> Set problem:
Transcribe the passage of the article about the tenant turning 100 between "Elizabeth was warned" and "tended, one-bedroom home.", inclusive.

-------- Reading passage --------

Our eldest tenant turns 100
Elizabeth doesn’t want a fuss on her birthday – but she’s getting one anyway.
ŌCHT’s longest-lived tenant was born to a world before radio, where coal carts outnumbered cars and where kindness and neighbourliness were two sides of the same Georgian coin.
Elizabeth was warned to expect a fuss and a message from the King (she already had a birthday card from the Mayor) but she says she’ll take it all in her stride before her welcome return to normality the next day, the 36526th since her birth.
“People ask me what it’s like, being the age I am,” Elizabeth says with a slightly puzzled expression as she’s interviewed in her carefully tended, one-bedroom home.
“I thank my father and mother and the good Lord every day for my health and strength to reach my age but to me, my birthday will be just any other day, just another year.”
It’s an over-rated milestone, Elizabeth says, but it also means she has plenty to look back on when she’s next asked how a life well-lived becomes a long-lived life.

-------- Entries provided --------

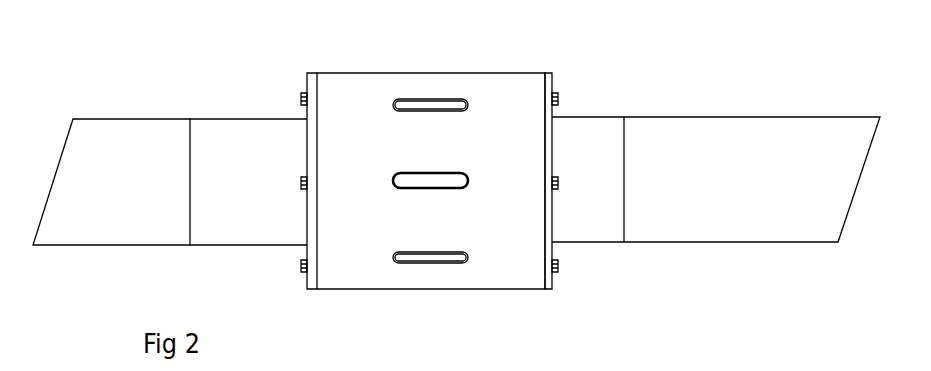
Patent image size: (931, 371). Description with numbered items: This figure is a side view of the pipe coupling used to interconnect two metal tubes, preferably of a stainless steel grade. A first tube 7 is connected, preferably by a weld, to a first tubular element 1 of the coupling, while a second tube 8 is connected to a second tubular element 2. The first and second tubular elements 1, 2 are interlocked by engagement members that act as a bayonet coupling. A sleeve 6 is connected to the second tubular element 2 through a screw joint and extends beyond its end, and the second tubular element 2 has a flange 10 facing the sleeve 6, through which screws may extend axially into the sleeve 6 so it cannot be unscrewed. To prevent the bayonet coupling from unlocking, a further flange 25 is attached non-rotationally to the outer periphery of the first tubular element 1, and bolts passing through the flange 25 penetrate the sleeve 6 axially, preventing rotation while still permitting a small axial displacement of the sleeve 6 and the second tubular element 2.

The first tubular element 1 is at (245, 140).
The second tubular element 2 is at (595, 133).
The sleeve 6 is at (489, 80).
The first tube 7 is at (124, 137).
The second tube 8 is at (695, 135).
The flange 10 is at (549, 83).
The flange 25 is at (313, 90).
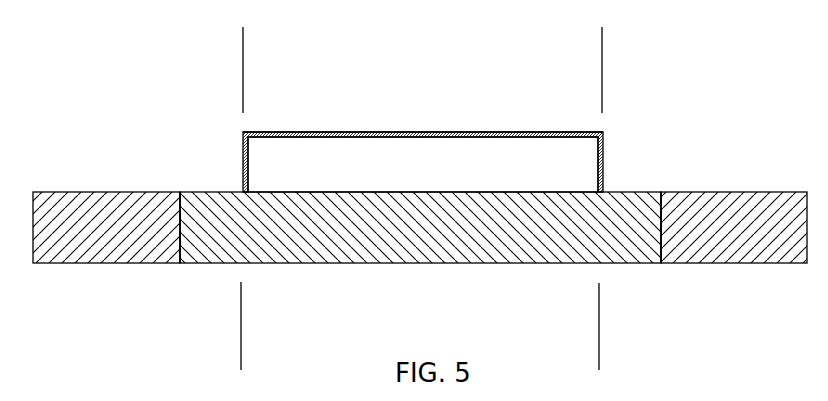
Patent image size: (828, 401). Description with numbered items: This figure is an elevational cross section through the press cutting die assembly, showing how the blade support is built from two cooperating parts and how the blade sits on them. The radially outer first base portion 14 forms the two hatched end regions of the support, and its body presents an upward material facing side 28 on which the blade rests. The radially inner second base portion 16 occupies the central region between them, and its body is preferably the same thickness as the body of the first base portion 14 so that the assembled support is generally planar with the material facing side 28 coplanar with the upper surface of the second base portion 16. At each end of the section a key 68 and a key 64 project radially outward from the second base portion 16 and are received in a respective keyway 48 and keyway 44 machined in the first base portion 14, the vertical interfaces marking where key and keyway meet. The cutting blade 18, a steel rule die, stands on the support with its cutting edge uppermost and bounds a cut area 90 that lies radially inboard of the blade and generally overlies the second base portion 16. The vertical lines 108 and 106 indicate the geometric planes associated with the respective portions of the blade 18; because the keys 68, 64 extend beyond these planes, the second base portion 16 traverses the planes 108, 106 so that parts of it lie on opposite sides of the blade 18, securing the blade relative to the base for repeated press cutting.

The first base portion 14 is at (90, 213).
The second base portion 16 is at (547, 250).
The blade 18 is at (602, 149).
The material facing side 28 is at (470, 132).
The keyway 44 is at (661, 243).
The keyway 48 is at (180, 238).
The key 64 is at (632, 208).
The key 68 is at (197, 217).
The cut area 90 is at (324, 124).
The geometric plane 106 is at (600, 300).
The geometric plane 108 is at (242, 302).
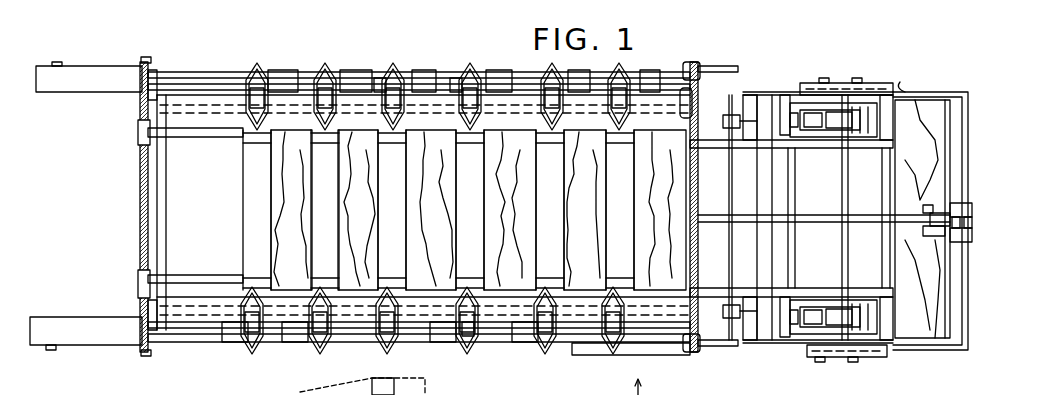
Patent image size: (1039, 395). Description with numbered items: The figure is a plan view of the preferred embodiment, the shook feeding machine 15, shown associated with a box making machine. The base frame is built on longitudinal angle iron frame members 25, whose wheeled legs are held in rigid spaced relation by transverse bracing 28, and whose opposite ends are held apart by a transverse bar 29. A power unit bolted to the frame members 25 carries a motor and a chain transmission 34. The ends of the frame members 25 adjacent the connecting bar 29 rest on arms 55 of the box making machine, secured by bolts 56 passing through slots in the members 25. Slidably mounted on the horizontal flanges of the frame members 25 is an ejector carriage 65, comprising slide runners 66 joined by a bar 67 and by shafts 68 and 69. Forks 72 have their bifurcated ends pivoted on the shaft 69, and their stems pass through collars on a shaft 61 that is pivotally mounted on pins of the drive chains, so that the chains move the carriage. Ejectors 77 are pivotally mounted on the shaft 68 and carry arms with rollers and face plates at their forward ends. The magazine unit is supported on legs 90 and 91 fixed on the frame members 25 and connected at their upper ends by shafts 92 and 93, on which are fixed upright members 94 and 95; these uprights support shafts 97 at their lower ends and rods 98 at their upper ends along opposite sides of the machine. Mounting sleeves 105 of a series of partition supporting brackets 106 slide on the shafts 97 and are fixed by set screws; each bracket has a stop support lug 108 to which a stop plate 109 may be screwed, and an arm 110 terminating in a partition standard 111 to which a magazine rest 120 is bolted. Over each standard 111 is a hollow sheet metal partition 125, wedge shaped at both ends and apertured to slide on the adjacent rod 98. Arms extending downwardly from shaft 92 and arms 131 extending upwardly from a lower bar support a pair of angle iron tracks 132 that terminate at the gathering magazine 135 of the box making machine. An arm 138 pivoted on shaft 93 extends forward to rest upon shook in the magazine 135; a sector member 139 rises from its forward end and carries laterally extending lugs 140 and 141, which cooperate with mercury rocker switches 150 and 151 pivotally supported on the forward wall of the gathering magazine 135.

The machine 15 is at (431, 54).
The longitudinal angle iron frame members 25 is at (97, 80).
The transverse bracing 28 is at (166, 210).
The transverse bar 29 is at (882, 238).
The chain transmission 34 is at (605, 355).
The arms 55 is at (905, 90).
The bolts 56 is at (826, 78).
The shaft 61 is at (729, 255).
The ejector carriage 65 is at (768, 90).
The slide runners 66 is at (790, 92).
The bar 67 is at (757, 188).
The shaft 68 is at (795, 240).
The shaft 69 is at (842, 260).
The forks 72 is at (740, 305).
The ejectors 77 is at (862, 104).
The legs 90 is at (141, 60).
The legs 91 is at (700, 66).
The shaft 92 is at (140, 226).
The shaft 93 is at (698, 160).
The upright members 94 is at (156, 75).
The upright members 95 is at (688, 62).
The shafts 97 is at (200, 72).
The rods 98 is at (205, 90).
The mounting sleeves 105 is at (598, 72).
The partition supporting brackets 106 is at (380, 70).
The stop support lug 108 is at (533, 72).
The stop plate 109 is at (368, 96).
The arm 110 is at (330, 70).
The partition standard 111 is at (247, 112).
The magazine rest 120 is at (522, 113).
The partitions 125 is at (262, 68).
The arms 131 is at (893, 145).
The angle iron tracks 132 is at (200, 137).
The gathering magazine 135 is at (962, 160).
The arm 138 is at (828, 215).
The sector member 139 is at (972, 222).
The lug 140 is at (932, 238).
The lug 141 is at (930, 200).
The mercury rocker switch 150 is at (972, 237).
The mercury rocker switch 151 is at (972, 207).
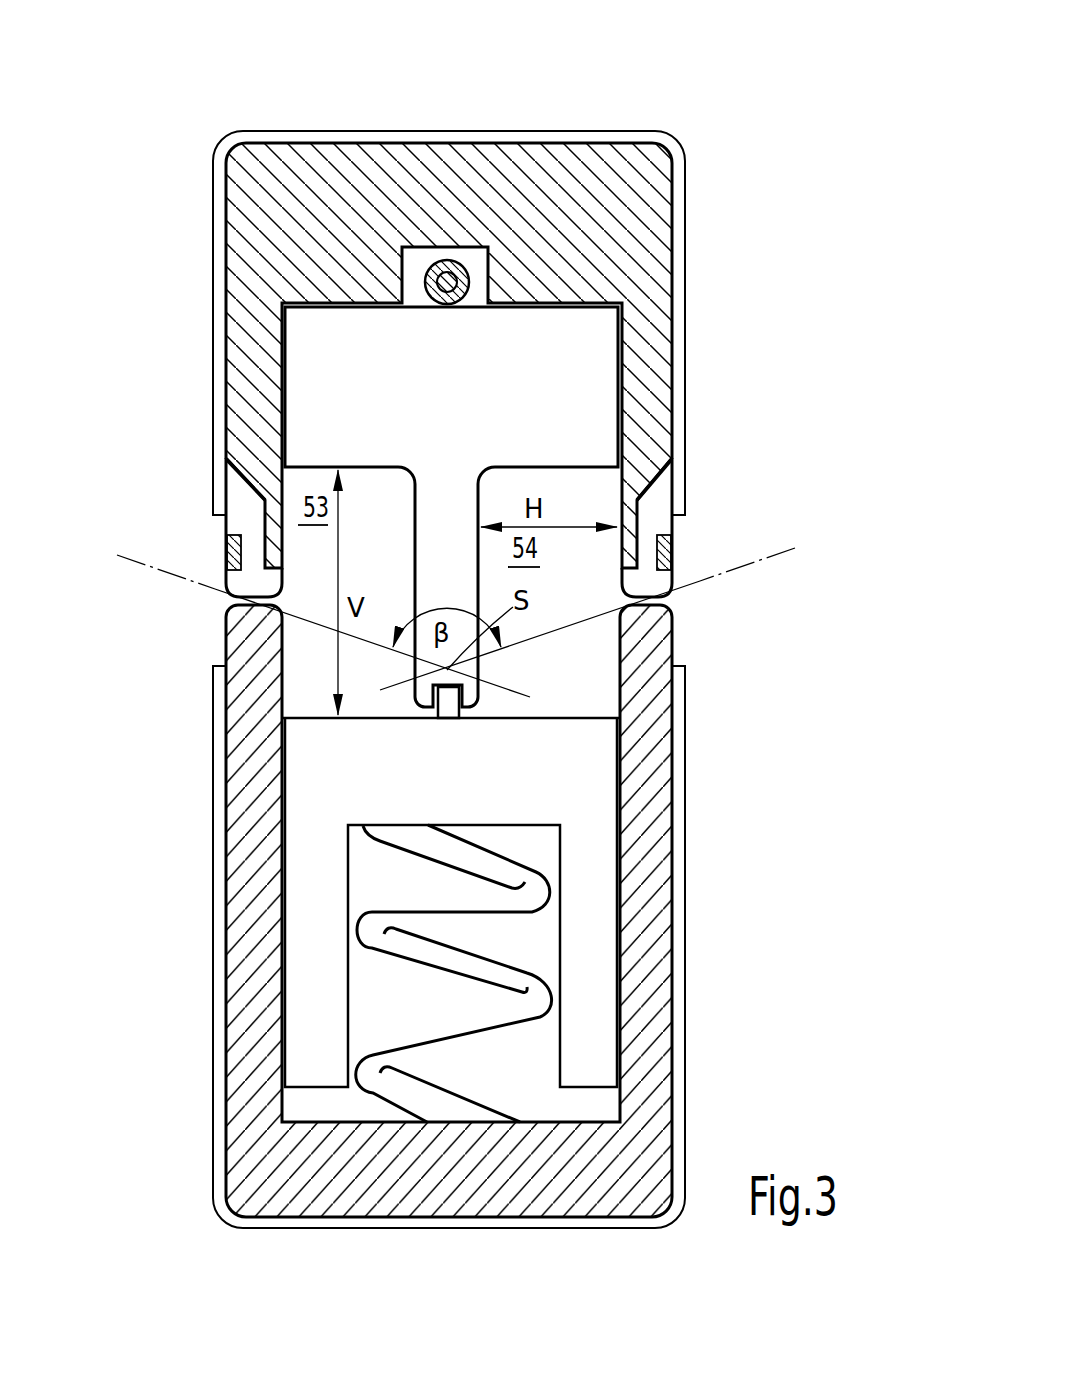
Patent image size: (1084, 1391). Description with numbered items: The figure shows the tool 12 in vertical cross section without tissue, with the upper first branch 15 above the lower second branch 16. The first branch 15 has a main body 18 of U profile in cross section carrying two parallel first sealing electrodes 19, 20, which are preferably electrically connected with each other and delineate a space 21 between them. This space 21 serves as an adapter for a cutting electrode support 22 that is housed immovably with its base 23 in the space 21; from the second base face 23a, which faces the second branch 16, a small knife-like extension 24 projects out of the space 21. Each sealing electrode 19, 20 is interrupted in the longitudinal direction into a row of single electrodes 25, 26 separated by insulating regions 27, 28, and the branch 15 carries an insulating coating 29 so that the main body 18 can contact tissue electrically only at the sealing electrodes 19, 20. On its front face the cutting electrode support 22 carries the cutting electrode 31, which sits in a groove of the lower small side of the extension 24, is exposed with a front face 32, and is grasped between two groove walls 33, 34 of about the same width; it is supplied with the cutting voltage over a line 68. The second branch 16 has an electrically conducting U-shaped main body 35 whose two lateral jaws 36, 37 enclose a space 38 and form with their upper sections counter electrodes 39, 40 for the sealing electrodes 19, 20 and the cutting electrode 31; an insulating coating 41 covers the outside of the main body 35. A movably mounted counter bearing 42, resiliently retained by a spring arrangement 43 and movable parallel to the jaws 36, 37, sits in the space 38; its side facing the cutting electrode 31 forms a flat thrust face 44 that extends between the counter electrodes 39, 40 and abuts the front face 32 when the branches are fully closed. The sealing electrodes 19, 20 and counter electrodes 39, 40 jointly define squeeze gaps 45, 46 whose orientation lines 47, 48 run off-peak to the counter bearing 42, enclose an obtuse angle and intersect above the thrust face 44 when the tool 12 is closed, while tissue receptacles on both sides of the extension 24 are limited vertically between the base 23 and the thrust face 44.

The tool 12 is at (822, 175).
The first branch 15 is at (728, 312).
The second branch 16 is at (723, 952).
The main body 18 is at (548, 207).
The sealing electrode 19 is at (252, 352).
The sealing electrode 20 is at (650, 420).
The space 21 is at (303, 682).
The cutting electrode support 22 is at (403, 498).
The base 23 is at (468, 399).
The second base face 23a is at (317, 465).
The knife-like extension 24 is at (465, 588).
The single electrodes 25 is at (277, 566).
The single electrodes 26 is at (653, 583).
The insulating region 27 is at (237, 580).
The insulating region 28 is at (653, 583).
The insulating coating 29 is at (680, 255).
The cutting electrode 31 is at (480, 681).
The front face 32 is at (447, 722).
The groove wall 33 is at (413, 703).
The groove wall 34 is at (480, 698).
The main body 35 is at (473, 1158).
The jaw 36 is at (250, 727).
The jaw 37 is at (645, 782).
The space 38 is at (620, 657).
The counter electrode 39 is at (245, 615).
The counter electrode 40 is at (652, 615).
The insulating coating 41 is at (687, 873).
The counter bearing 42 is at (452, 811).
The spring arrangement 43 is at (427, 1042).
The thrust face 44 is at (297, 705).
The squeeze gap 45 is at (212, 602).
The squeeze gap 46 is at (677, 596).
The line 47 is at (157, 570).
The line 48 is at (767, 552).
The line 68 is at (452, 262).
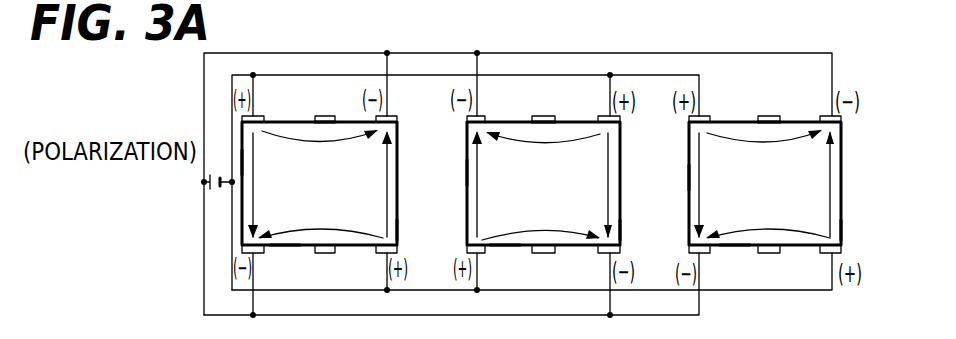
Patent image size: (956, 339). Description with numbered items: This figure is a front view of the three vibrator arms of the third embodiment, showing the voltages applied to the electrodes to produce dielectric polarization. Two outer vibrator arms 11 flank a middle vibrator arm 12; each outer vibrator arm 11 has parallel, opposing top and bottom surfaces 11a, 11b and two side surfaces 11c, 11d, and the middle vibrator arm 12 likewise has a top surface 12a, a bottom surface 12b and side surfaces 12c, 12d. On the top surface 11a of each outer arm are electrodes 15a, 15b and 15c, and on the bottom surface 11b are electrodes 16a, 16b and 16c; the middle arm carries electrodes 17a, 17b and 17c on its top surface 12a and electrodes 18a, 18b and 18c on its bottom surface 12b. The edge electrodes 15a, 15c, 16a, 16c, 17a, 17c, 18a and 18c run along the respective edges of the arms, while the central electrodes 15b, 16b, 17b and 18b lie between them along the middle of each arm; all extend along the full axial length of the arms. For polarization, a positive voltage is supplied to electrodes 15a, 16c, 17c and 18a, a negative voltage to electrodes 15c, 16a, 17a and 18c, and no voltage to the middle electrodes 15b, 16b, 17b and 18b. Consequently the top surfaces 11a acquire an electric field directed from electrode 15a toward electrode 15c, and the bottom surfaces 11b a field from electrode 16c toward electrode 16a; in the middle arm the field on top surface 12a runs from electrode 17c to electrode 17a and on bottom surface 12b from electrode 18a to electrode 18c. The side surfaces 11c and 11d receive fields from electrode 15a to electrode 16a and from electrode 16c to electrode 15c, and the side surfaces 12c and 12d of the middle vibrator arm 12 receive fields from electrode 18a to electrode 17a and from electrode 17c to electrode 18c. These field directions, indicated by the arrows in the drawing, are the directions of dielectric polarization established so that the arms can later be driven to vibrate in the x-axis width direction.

The outer vibrator arm 11 is at (397, 152).
The top surface of outer vibrator arm 11a is at (348, 122).
The bottom surface of outer vibrator arm 11b is at (282, 250).
The side surface of outer vibrator arm 11c is at (242, 160).
The side surface of outer vibrator arm 11d is at (397, 232).
The middle vibrator arm 12 is at (620, 155).
The top surface of middle vibrator arm 12a is at (567, 122).
The bottom surface of middle vibrator arm 12b is at (488, 254).
The side surface of middle vibrator arm 12c is at (467, 176).
The side surface of middle vibrator arm 12d is at (620, 232).
The electrode 15a is at (243, 117).
The electrode 15b is at (315, 118).
The electrode 15c is at (408, 104).
The electrode 16a is at (243, 249).
The electrode 16b is at (312, 254).
The electrode 16c is at (372, 252).
The electrode 17a is at (466, 118).
The electrode 17b is at (532, 118).
The electrode 17c is at (620, 118).
The electrode 18a is at (475, 253).
The electrode 18b is at (543, 254).
The electrode 18c is at (598, 253).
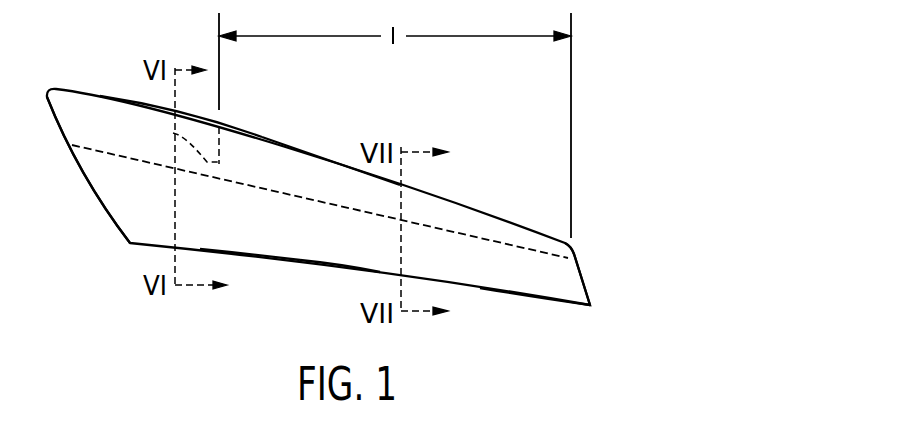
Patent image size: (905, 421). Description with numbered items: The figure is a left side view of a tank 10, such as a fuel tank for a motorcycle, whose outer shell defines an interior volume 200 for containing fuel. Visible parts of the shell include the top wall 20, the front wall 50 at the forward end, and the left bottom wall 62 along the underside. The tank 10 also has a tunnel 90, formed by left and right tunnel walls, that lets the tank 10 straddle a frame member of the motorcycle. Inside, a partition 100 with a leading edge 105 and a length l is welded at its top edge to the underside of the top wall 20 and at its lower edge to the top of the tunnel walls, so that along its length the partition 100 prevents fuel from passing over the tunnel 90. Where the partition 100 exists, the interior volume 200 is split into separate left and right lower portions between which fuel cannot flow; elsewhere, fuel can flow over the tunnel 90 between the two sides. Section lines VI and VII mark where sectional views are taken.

The tank 10 is at (89, 261).
The top wall 20 is at (258, 135).
The front wall 50 is at (90, 187).
The left bottom wall 62 is at (338, 268).
The tunnel 90 is at (495, 276).
The partition 100 is at (303, 158).
The leading edge 105 is at (175, 133).
The interior volume 200 is at (287, 250).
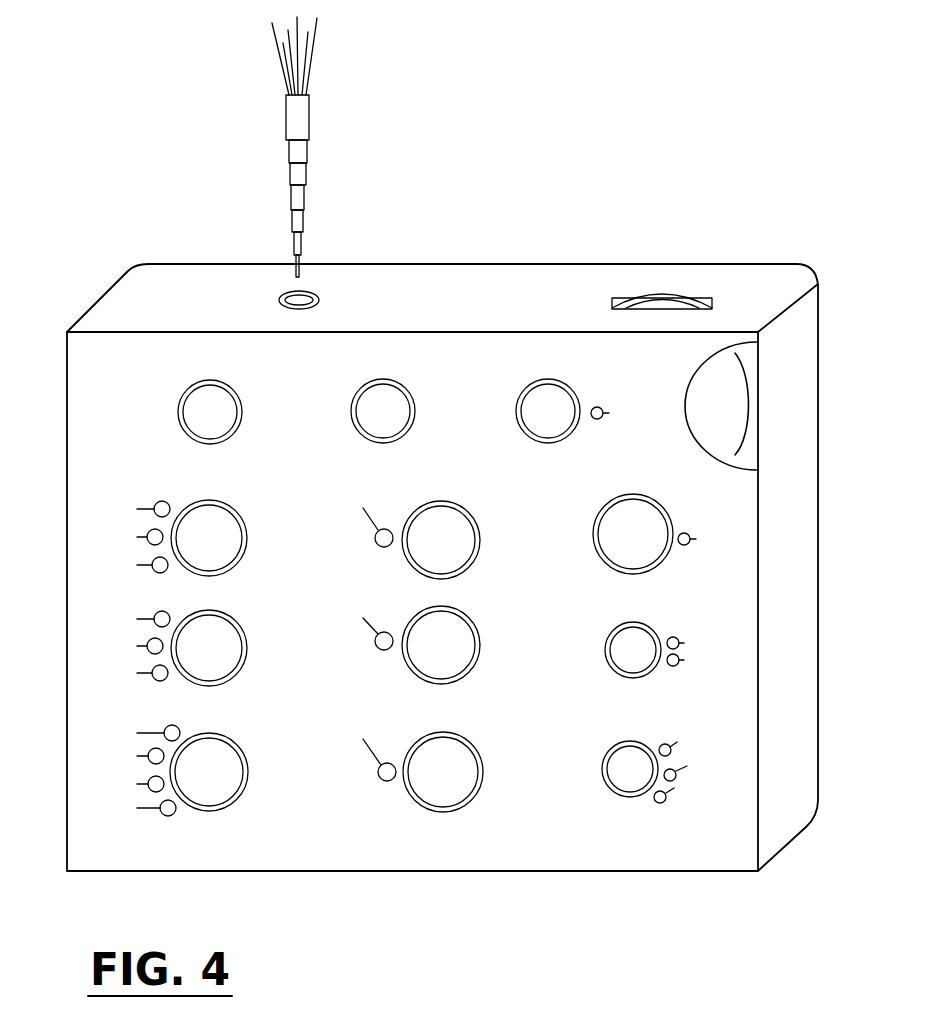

--------

> Correct answer:
Elizabeth was warned to expect a fuss and a message from the King (she already had a birthday card from the Mayor) but she says she’ll take it all in her stride before her welcome return to normality the next day, the 36526th since her birth.
“People ask me what it’s like, being the age I am,” Elizabeth says with a slightly puzzled expression as she’s interviewed in her carefully tended, one-bedroom home.